WHAT IS ASKED >> Locate the lines of the listing below that hold "this", then copy each of them.

[Start of PROVIDED DATA]

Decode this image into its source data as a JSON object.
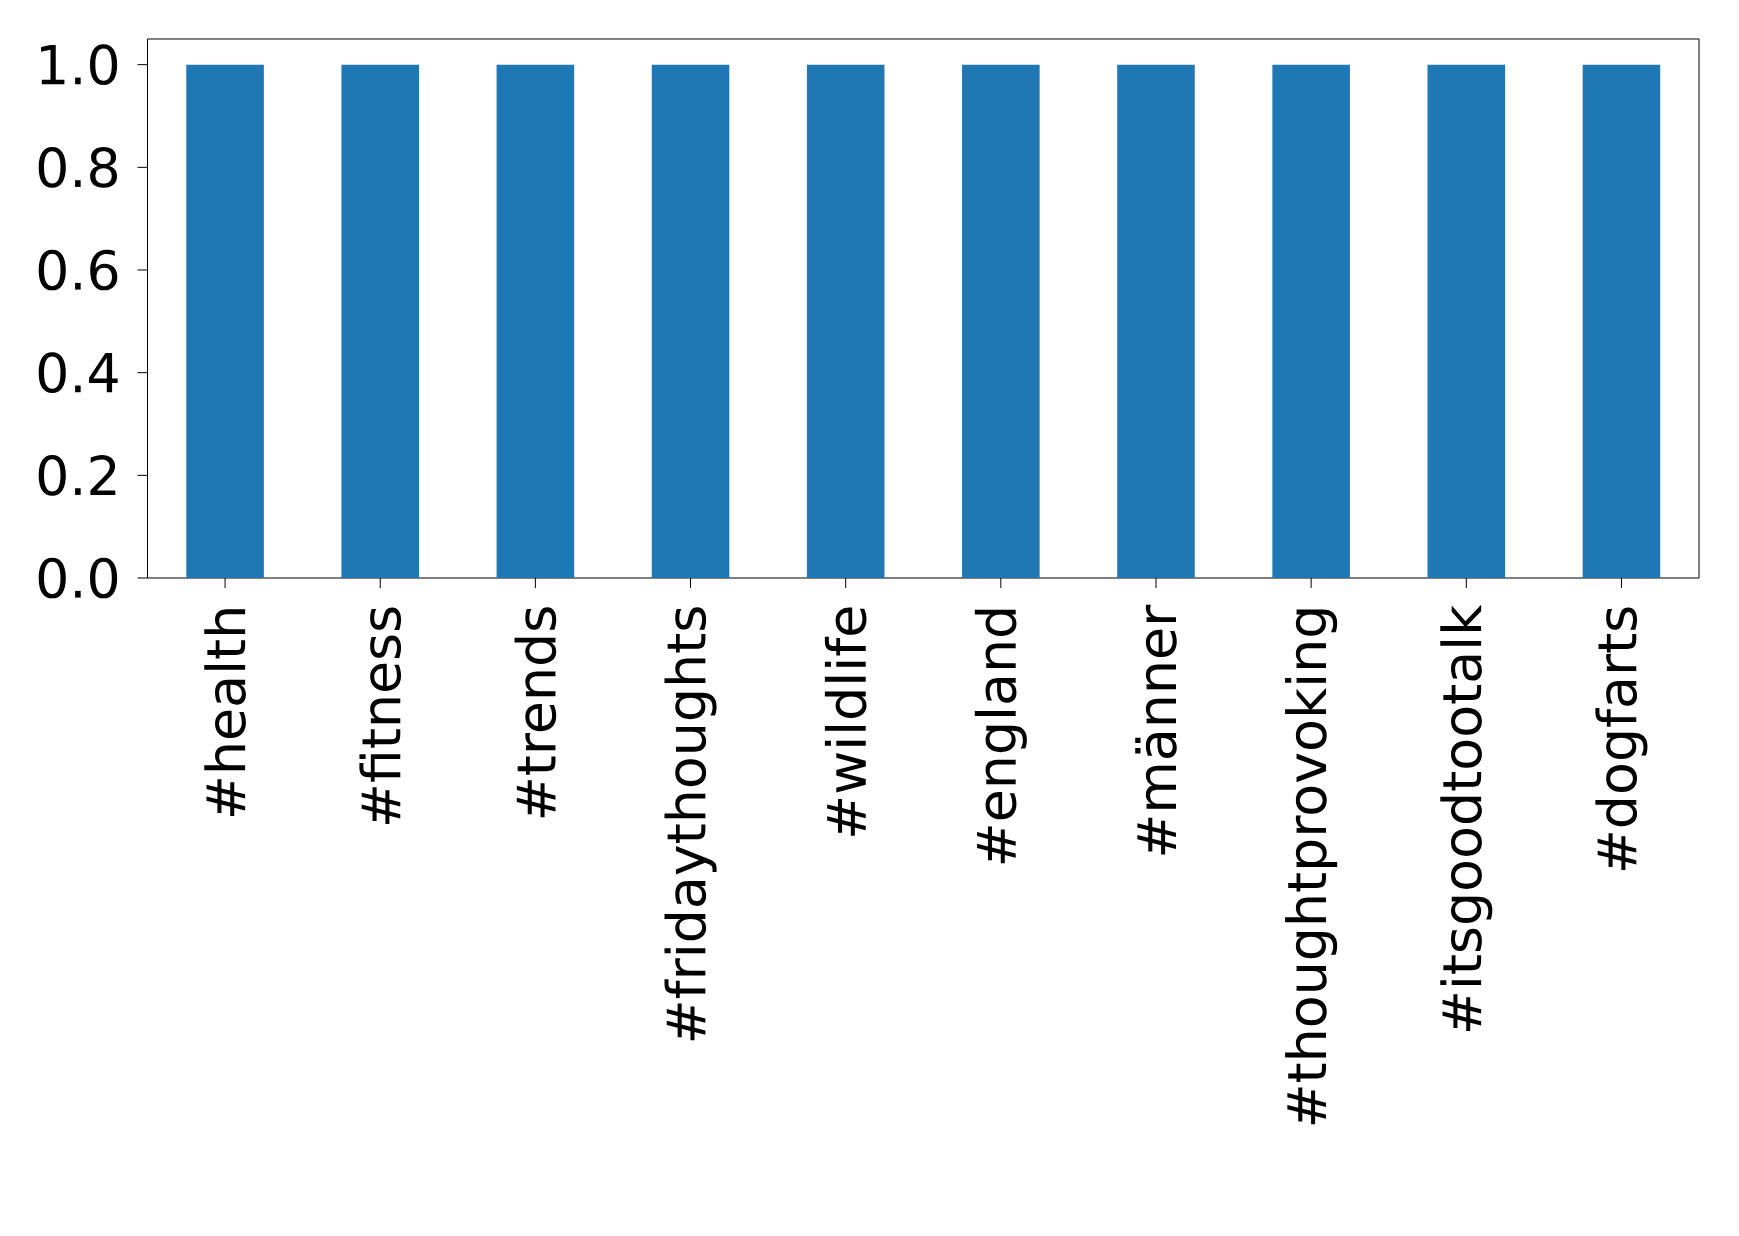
{
  "chart_data": {
    "type": "bar",
    "categories": [
      "#health",
      "#fitness",
      "#trends",
      "#fridaythoughts",
      "#wildlife",
      "#england",
      "#männer",
      "#thoughtprovoking",
      "#itsgoodtootalk",
      "#dogfarts"
    ],
    "values": [
      1.0,
      1.0,
      1.0,
      1.0,
      1.0,
      1.0,
      1.0,
      1.0,
      1.0,
      1.0
    ],
    "color": "#1f77b4",
    "ylim": [
      0,
      1.05
    ],
    "yticks": [
      {
        "value": 0,
        "label": "0.0"
      },
      0.2,
      0.4,
      0.6,
      0.8,
      {
        "value": 1,
        "label": "1.0"
      }
    ]
  }
}
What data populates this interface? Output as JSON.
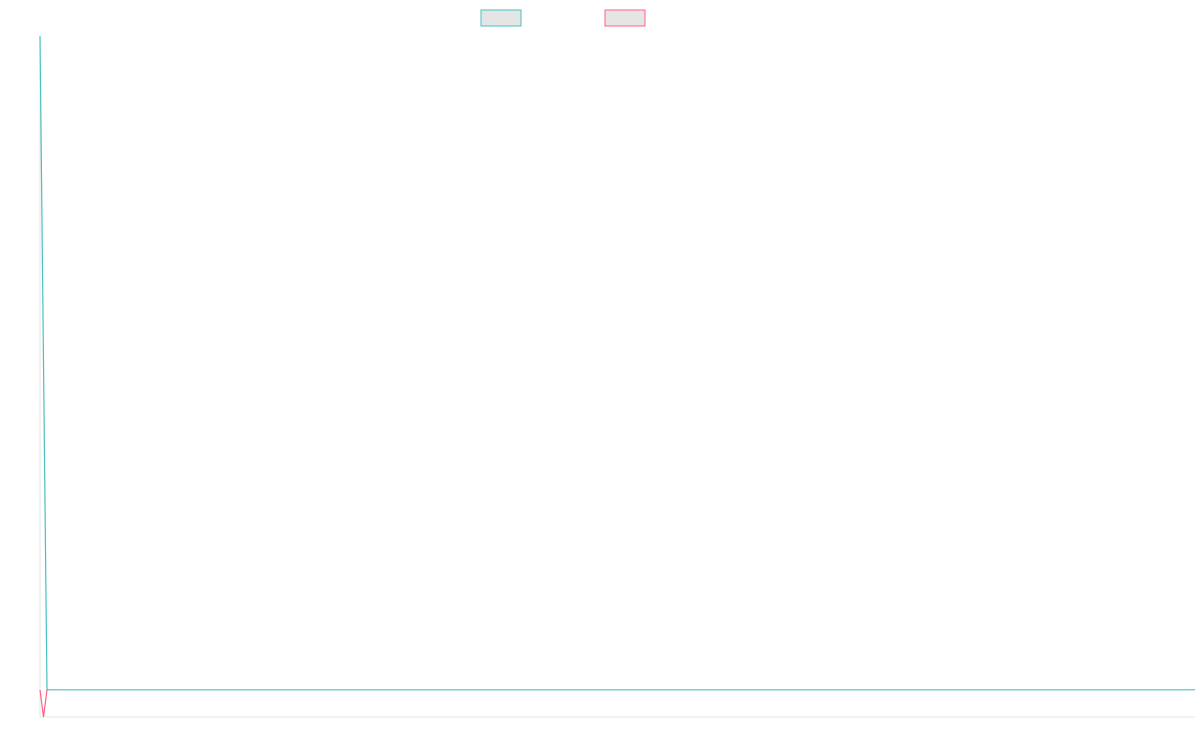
{
  "colors": {
    "series_teal": "#4bc0c0",
    "series_pink": "#ff6384",
    "legend_fill": "#e5e5e5",
    "axis": "#e6e6e6",
    "background": "#ffffff"
  },
  "chart_data": {
    "type": "line",
    "grid": false,
    "legend_position": "top-center",
    "x": [
      0,
      1,
      2,
      3
    ],
    "xlim": [
      0,
      164
    ],
    "ylim": [
      -1,
      24
    ],
    "series": [
      {
        "color": "#4bc0c0",
        "values": [
          24,
          0,
          0,
          0
        ],
        "x": [
          0,
          1,
          2,
          164
        ]
      },
      {
        "color": "#ff6384",
        "values": [
          0,
          -1,
          0,
          0
        ],
        "x": [
          0,
          0.5,
          1,
          1.2
        ]
      }
    ]
  }
}
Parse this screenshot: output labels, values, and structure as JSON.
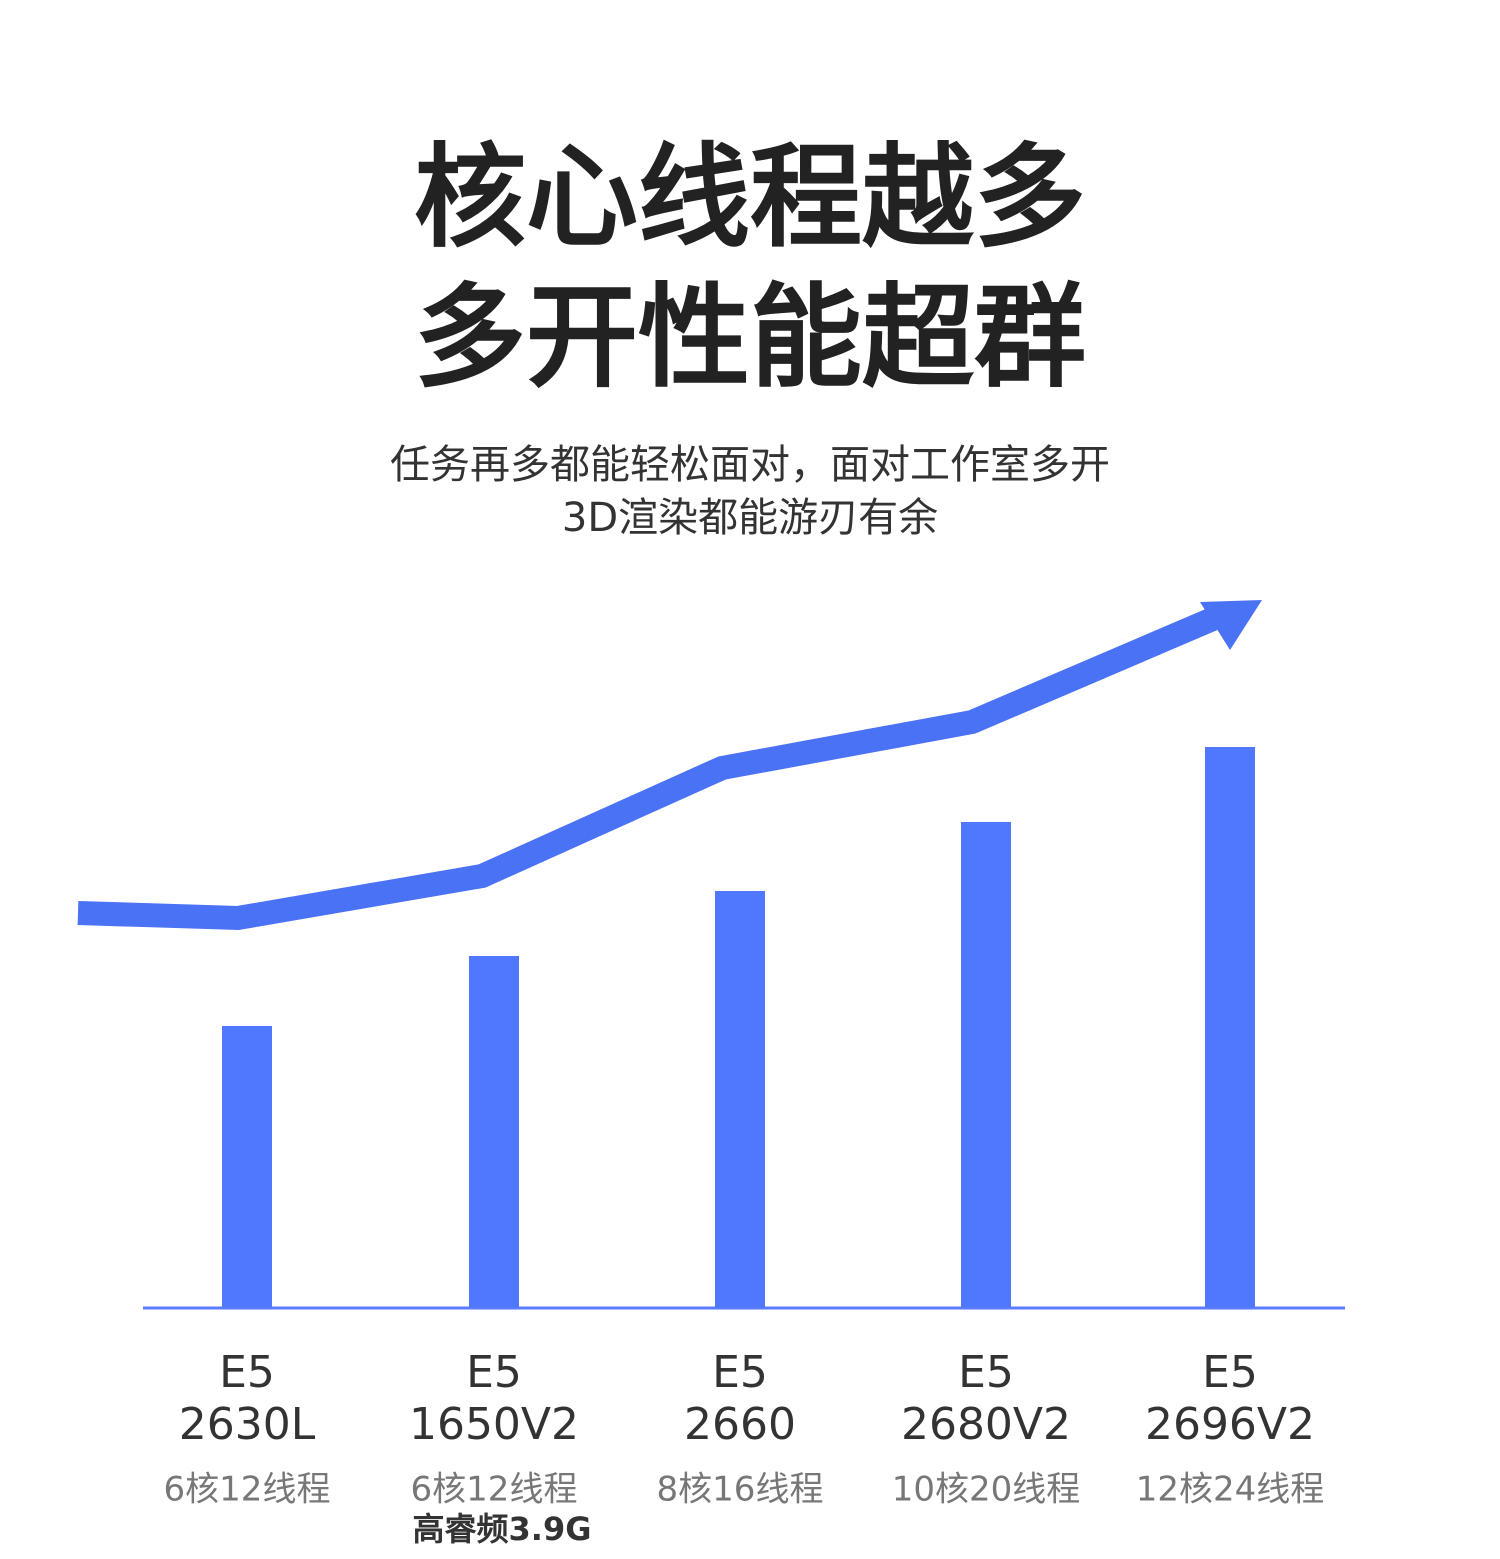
{
  "chart_data": {
    "type": "bar",
    "title": [
      "核心线程越多",
      "多开性能超群"
    ],
    "subtitle": [
      "任务再多都能轻松面对，面对工作室多开",
      "3D渲染都能游刃有余"
    ],
    "categories": [
      [
        "E5",
        "2630L"
      ],
      [
        "E5",
        "1650V2"
      ],
      [
        "E5",
        "2660"
      ],
      [
        "E5",
        "2680V2"
      ],
      [
        "E5",
        "2696V2"
      ]
    ],
    "sublabels": [
      "6核12线程",
      "6核12线程",
      "8核16线程",
      "10核20线程",
      "12核24线程"
    ],
    "annotation": "高睿频3.9G",
    "values": [
      281,
      351,
      416,
      485,
      560
    ],
    "ylim": [
      0,
      600
    ],
    "color": "#4f78ff"
  }
}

[End of PROVIDED DATA]

TASK RESULT >>
Decode this image into its source data as a JSON object.
What data populates this interface? Output as JSON.
Parse this screenshot: output labels, values, and structure as JSON.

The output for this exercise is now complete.